* begin *
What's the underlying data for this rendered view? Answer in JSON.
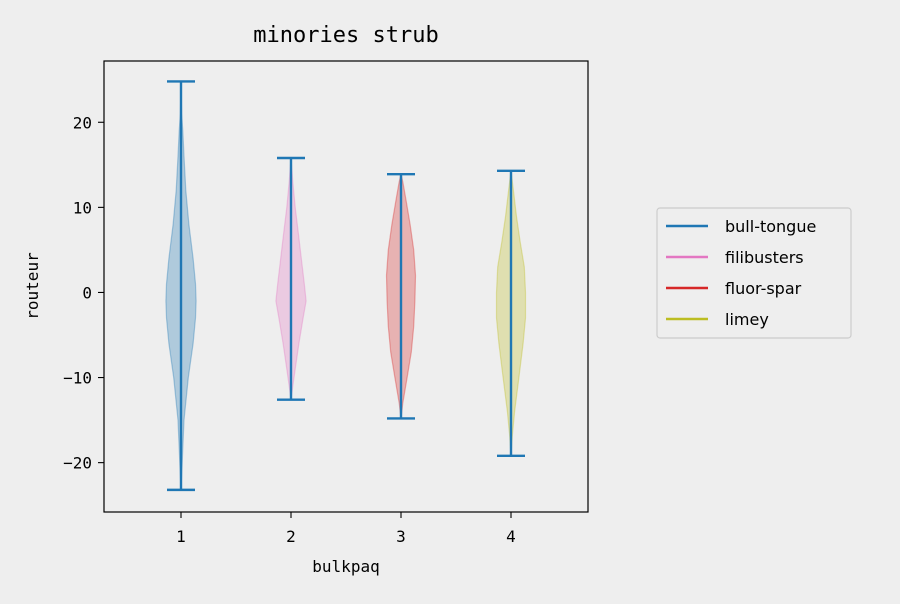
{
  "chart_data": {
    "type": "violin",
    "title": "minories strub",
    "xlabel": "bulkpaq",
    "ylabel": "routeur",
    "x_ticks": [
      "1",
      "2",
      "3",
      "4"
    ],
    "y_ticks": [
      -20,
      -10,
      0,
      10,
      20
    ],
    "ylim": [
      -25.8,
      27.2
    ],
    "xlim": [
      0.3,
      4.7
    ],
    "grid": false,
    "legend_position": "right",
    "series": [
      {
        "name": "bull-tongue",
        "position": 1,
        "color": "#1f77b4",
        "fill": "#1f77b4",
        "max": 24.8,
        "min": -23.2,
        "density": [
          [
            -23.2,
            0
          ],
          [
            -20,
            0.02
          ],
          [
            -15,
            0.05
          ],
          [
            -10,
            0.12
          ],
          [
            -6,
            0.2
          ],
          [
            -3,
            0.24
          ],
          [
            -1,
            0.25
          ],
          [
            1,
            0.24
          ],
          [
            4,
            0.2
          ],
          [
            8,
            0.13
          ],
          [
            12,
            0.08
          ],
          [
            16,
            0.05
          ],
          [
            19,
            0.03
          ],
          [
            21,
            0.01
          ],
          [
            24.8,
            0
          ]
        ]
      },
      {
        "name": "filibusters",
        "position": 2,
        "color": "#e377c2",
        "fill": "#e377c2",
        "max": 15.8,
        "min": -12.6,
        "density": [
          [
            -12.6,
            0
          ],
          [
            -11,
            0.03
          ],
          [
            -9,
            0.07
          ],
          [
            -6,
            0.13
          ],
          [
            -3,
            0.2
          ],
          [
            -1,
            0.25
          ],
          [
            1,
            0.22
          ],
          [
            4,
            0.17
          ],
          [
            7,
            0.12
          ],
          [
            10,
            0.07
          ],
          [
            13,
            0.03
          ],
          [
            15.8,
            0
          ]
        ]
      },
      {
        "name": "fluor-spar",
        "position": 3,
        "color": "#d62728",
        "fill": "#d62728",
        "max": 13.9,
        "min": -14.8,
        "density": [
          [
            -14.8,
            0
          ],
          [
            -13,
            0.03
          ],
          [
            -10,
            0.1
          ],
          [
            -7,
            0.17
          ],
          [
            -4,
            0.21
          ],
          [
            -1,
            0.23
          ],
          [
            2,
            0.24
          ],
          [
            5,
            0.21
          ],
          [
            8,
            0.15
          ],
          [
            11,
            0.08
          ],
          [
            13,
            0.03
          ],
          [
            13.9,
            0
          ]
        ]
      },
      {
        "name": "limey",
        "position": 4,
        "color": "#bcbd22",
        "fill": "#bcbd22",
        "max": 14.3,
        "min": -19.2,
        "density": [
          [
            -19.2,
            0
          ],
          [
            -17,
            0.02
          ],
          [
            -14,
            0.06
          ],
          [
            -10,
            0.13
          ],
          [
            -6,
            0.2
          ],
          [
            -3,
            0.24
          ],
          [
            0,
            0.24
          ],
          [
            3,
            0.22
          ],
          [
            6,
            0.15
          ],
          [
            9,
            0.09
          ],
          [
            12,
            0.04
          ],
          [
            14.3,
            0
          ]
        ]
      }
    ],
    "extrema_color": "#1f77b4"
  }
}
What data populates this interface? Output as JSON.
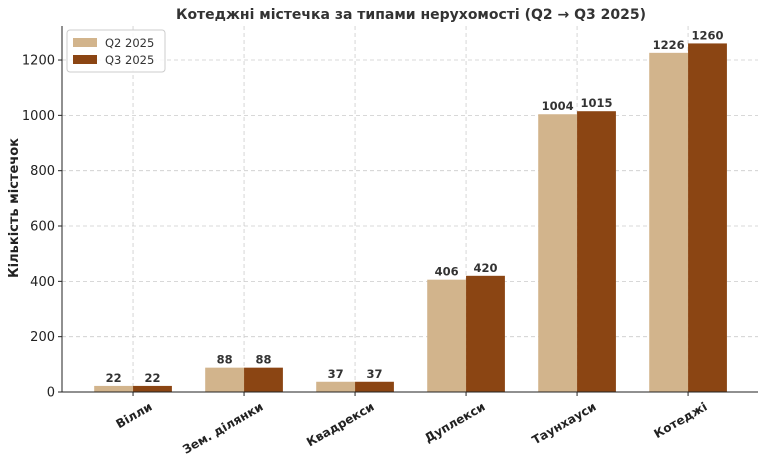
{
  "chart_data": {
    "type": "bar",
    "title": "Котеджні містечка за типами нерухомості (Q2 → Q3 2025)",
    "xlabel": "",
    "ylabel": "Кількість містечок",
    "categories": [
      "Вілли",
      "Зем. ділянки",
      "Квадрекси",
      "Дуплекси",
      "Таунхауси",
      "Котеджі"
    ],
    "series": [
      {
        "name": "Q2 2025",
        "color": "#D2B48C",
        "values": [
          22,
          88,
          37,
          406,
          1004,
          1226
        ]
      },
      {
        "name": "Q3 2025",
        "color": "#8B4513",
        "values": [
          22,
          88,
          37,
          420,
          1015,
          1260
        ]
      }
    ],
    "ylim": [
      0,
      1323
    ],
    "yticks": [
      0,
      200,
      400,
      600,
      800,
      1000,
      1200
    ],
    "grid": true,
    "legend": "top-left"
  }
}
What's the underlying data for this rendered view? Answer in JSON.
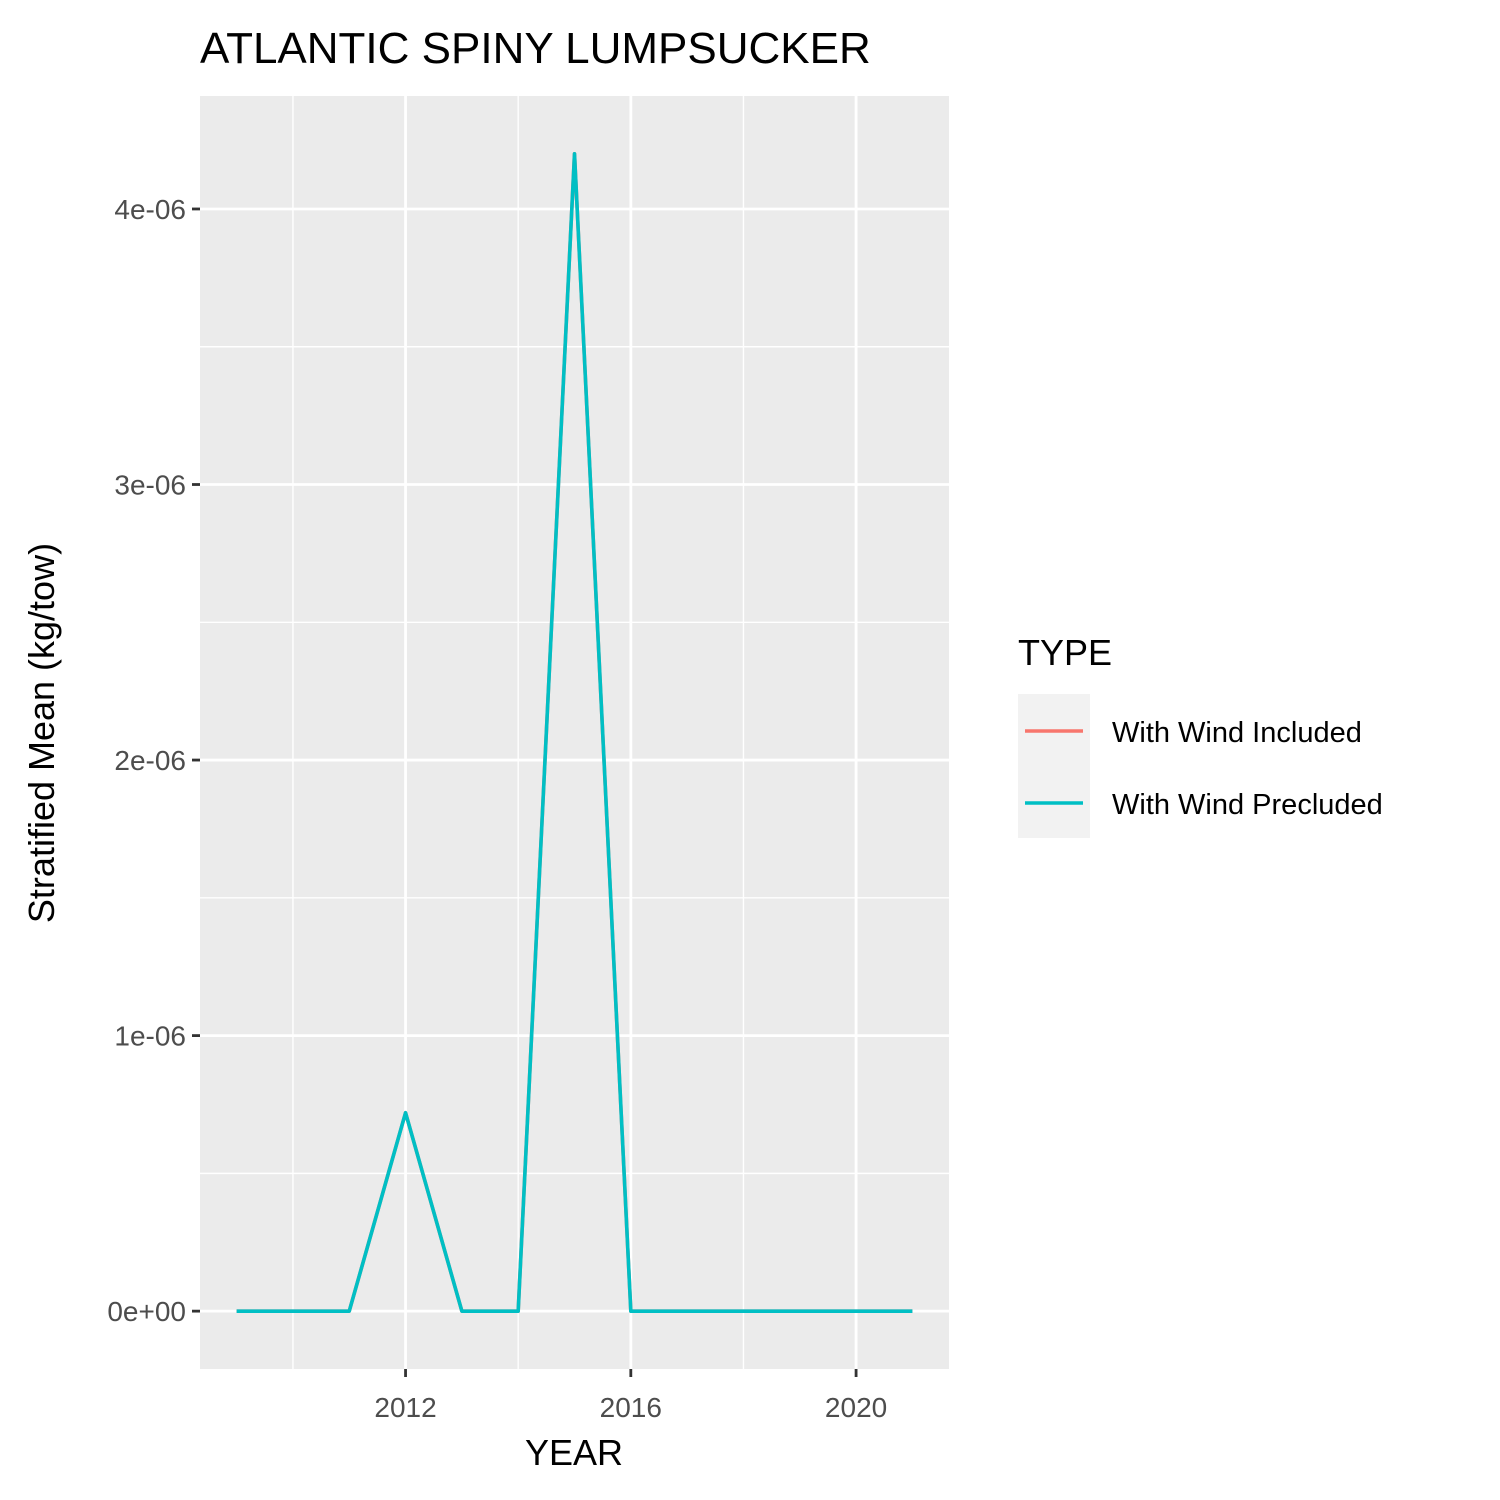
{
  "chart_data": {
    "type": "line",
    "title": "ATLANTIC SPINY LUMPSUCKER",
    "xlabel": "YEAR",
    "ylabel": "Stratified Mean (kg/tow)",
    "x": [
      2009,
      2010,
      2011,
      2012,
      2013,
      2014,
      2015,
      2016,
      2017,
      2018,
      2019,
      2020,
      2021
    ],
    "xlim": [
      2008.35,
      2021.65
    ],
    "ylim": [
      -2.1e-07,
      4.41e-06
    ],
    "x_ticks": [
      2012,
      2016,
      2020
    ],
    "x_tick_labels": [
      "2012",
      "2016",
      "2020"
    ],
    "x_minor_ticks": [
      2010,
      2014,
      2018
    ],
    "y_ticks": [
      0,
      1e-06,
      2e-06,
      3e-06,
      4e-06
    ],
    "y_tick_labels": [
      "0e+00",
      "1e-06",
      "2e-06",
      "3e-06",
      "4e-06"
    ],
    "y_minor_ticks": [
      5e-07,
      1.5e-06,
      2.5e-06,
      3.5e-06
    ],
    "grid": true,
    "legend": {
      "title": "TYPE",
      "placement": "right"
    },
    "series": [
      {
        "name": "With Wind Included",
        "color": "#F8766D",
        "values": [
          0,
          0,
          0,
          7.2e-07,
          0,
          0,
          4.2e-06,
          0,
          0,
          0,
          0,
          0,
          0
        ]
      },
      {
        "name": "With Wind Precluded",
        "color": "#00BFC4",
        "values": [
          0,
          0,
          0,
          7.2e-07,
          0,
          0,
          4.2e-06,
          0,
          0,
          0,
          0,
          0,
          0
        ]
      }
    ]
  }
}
* end *
* begin *
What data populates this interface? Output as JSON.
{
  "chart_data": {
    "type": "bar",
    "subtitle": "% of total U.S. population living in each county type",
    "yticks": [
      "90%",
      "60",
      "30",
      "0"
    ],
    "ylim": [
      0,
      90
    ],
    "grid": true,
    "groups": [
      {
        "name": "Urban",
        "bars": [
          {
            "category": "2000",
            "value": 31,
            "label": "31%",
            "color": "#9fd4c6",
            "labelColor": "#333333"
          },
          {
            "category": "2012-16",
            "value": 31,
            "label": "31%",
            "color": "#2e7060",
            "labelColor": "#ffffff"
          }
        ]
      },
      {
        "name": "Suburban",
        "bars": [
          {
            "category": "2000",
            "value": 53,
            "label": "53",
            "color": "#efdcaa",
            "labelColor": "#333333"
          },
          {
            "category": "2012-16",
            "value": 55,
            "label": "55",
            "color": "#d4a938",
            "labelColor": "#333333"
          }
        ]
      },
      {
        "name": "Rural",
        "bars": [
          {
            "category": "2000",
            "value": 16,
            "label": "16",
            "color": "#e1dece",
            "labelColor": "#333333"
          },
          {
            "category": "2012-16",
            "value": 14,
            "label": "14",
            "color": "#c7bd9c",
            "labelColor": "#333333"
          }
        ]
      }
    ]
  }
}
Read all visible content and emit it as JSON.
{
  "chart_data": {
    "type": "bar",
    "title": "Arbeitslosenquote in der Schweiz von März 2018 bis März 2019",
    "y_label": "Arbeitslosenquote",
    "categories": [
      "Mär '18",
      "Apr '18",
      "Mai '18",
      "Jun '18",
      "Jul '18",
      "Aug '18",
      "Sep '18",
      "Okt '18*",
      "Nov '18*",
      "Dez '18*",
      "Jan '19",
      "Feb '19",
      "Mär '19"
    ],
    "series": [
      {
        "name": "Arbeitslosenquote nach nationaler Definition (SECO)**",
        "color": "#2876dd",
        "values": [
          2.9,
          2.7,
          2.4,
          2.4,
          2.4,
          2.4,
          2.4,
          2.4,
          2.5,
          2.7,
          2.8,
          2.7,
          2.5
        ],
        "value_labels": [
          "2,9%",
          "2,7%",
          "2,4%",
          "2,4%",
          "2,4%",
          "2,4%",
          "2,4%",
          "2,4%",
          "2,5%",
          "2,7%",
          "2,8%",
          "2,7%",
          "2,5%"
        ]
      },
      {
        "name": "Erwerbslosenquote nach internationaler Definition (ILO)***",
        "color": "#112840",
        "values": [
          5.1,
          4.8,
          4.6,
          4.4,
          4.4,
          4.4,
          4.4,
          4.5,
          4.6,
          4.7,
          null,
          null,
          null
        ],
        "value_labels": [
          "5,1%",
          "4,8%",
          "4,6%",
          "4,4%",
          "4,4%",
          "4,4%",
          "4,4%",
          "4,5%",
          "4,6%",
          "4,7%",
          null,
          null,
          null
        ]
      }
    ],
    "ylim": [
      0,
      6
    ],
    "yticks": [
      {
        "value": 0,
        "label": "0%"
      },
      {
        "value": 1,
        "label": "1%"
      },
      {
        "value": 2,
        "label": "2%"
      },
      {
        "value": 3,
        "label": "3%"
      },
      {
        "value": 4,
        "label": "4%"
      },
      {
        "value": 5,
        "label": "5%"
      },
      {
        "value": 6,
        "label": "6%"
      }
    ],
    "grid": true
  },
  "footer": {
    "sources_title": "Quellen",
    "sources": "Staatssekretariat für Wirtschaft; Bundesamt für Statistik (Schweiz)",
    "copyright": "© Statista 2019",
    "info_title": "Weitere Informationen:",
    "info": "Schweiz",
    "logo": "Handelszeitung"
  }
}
* end *
* begin *
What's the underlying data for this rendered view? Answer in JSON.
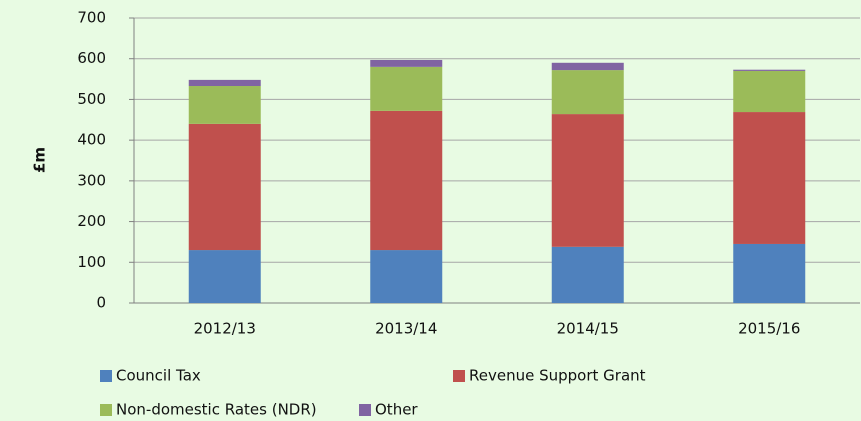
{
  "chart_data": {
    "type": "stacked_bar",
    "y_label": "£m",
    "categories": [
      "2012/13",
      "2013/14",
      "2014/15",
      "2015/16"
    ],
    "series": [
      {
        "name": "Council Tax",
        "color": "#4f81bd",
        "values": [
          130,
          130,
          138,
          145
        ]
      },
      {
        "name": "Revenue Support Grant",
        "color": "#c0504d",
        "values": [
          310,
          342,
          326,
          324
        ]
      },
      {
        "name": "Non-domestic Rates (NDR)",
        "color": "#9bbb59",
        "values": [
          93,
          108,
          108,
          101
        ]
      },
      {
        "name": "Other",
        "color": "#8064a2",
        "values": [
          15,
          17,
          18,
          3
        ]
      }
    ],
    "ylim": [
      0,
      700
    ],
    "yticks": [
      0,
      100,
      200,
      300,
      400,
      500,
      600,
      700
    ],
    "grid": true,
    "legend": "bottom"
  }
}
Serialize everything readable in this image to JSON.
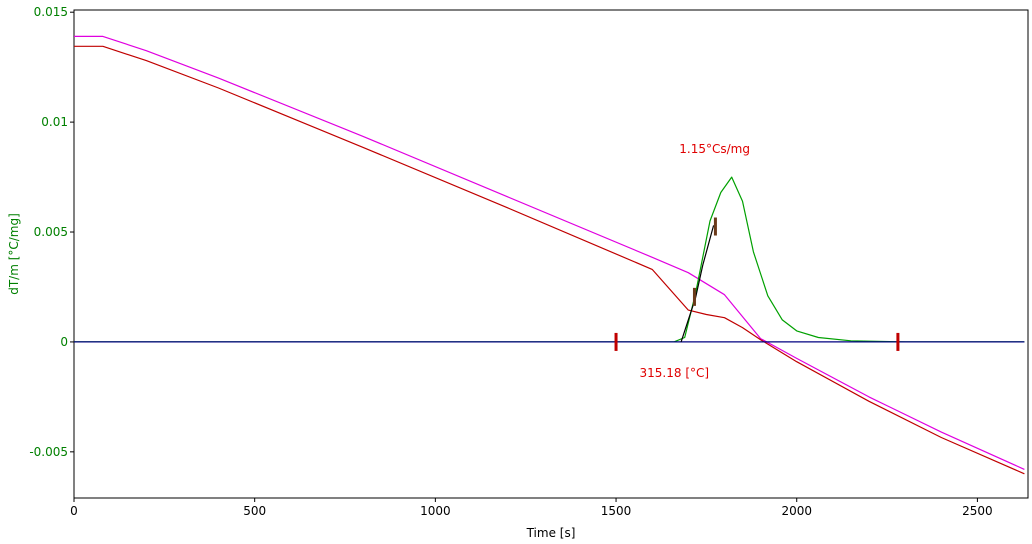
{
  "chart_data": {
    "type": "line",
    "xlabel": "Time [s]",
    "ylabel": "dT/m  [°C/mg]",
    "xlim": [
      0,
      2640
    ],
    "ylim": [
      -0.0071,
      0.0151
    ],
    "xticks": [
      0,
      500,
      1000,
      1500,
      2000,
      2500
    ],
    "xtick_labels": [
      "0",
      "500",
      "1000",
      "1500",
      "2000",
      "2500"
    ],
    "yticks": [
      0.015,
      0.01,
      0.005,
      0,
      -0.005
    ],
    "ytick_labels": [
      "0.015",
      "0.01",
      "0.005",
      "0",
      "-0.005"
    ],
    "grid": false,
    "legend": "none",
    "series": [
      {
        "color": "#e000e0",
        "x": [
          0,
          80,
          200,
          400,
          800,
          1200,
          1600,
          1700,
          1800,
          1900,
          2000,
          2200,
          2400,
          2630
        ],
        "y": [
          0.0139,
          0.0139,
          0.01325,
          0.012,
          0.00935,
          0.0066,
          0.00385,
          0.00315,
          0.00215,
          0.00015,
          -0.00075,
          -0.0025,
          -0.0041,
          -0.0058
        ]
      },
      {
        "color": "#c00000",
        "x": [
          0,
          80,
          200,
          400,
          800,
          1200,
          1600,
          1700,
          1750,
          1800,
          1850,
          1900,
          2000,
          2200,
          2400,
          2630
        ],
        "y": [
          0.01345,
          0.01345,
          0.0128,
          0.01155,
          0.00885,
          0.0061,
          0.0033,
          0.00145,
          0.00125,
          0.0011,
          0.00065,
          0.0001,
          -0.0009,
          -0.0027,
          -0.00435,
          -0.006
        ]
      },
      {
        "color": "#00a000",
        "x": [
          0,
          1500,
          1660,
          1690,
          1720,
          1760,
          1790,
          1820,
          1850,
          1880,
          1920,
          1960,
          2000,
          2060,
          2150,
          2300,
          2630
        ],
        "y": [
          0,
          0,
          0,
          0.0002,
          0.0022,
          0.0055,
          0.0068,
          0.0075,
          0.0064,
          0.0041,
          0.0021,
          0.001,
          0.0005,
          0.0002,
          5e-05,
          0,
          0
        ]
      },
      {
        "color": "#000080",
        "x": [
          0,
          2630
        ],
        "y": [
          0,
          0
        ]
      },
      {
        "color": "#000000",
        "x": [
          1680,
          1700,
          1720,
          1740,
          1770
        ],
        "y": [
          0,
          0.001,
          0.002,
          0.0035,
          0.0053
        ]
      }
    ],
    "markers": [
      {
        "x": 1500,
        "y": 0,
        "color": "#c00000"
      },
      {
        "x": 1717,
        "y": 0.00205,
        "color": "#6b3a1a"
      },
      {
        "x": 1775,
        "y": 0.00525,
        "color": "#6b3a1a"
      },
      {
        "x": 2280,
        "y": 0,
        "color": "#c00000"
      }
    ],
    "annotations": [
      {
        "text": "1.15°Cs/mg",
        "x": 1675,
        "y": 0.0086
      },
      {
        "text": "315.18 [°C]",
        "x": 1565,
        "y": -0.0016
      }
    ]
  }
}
* end *
● To do
Take every line from the data that contains the word "Definition".

● Answer to this exercise
        "name": "Arbeitslosenquote nach nationaler Definition (SECO)**",
        "name": "Erwerbslosenquote nach internationaler Definition (ILO)***",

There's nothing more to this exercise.